===== Gegevens bij opdracht

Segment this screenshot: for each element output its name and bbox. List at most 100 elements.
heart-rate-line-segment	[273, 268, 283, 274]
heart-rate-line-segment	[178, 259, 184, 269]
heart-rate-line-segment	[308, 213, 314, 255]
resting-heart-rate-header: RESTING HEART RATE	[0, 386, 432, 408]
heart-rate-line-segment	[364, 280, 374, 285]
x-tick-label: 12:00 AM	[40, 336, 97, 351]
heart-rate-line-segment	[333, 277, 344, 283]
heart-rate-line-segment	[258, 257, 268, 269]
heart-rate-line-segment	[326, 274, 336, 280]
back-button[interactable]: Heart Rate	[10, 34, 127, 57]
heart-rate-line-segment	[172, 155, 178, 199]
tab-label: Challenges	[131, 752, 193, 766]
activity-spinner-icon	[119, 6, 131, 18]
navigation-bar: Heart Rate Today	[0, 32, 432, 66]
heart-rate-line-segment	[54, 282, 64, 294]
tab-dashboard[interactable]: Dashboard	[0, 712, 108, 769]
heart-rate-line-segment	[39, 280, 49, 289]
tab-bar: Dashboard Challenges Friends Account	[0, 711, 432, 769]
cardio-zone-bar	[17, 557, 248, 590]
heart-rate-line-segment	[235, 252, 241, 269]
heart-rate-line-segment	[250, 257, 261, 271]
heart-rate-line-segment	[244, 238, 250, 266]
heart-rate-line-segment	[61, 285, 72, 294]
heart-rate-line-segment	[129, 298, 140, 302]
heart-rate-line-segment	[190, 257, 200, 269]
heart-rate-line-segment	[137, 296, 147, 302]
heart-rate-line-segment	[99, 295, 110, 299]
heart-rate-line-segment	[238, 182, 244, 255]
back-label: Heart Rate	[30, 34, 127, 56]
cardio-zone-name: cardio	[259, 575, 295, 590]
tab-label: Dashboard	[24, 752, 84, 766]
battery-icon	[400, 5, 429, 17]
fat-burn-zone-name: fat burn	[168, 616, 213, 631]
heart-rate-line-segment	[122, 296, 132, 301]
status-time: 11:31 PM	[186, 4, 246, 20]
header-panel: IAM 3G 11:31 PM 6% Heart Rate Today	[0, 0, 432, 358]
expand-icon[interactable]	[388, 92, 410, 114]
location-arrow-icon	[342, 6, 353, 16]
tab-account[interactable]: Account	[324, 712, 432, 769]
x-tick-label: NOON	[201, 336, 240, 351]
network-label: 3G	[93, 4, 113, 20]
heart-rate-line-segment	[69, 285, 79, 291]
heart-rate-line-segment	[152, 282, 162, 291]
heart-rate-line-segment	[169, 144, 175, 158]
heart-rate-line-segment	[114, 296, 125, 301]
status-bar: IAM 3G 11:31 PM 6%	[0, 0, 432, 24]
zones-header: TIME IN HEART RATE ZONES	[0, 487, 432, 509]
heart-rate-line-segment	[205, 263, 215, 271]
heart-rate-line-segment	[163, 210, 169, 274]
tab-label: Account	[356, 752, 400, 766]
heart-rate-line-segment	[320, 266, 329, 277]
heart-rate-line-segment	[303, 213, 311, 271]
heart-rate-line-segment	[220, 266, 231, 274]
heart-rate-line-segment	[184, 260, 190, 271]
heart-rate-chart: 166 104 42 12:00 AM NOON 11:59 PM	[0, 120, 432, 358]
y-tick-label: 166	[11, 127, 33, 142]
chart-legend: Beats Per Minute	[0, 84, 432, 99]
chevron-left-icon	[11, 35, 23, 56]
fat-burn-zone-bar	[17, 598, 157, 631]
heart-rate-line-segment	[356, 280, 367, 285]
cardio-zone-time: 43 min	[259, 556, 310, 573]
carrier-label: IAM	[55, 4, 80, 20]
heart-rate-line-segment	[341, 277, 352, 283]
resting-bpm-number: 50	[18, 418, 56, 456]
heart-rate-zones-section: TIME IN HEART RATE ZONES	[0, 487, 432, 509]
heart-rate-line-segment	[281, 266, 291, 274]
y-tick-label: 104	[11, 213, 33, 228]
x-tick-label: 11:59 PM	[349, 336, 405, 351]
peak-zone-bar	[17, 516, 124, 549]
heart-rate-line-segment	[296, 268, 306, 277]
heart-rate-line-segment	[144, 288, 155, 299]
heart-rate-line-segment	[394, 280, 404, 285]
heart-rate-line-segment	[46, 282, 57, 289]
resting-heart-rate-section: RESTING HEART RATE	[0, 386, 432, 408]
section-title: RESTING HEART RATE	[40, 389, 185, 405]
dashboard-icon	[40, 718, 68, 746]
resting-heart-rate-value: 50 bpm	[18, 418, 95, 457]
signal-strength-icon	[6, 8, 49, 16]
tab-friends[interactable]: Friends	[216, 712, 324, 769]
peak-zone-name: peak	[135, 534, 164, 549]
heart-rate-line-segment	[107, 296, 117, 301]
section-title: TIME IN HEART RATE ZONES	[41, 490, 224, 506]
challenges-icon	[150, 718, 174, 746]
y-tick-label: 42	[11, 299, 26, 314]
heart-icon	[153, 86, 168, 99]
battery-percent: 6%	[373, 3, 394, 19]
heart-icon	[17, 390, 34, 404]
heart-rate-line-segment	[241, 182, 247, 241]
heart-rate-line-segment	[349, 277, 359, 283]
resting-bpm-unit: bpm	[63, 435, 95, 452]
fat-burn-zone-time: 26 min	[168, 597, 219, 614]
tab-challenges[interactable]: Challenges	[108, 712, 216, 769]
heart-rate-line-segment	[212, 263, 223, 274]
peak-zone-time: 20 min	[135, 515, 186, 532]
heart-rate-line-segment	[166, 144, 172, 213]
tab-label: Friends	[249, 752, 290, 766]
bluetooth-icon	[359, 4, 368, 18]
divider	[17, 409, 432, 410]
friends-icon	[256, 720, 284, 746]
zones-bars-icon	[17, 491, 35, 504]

==========

Opdracht
Vermeld elke regel uit de lijst hierboven waarin de tekenreeks "back" voorkomt. Het verschil tussen hoofdletters en kleine letters telt mee.

Uitwerking
back-button[interactable]: Heart Rate	[10, 34, 127, 57]
back-label: Heart Rate	[30, 34, 127, 56]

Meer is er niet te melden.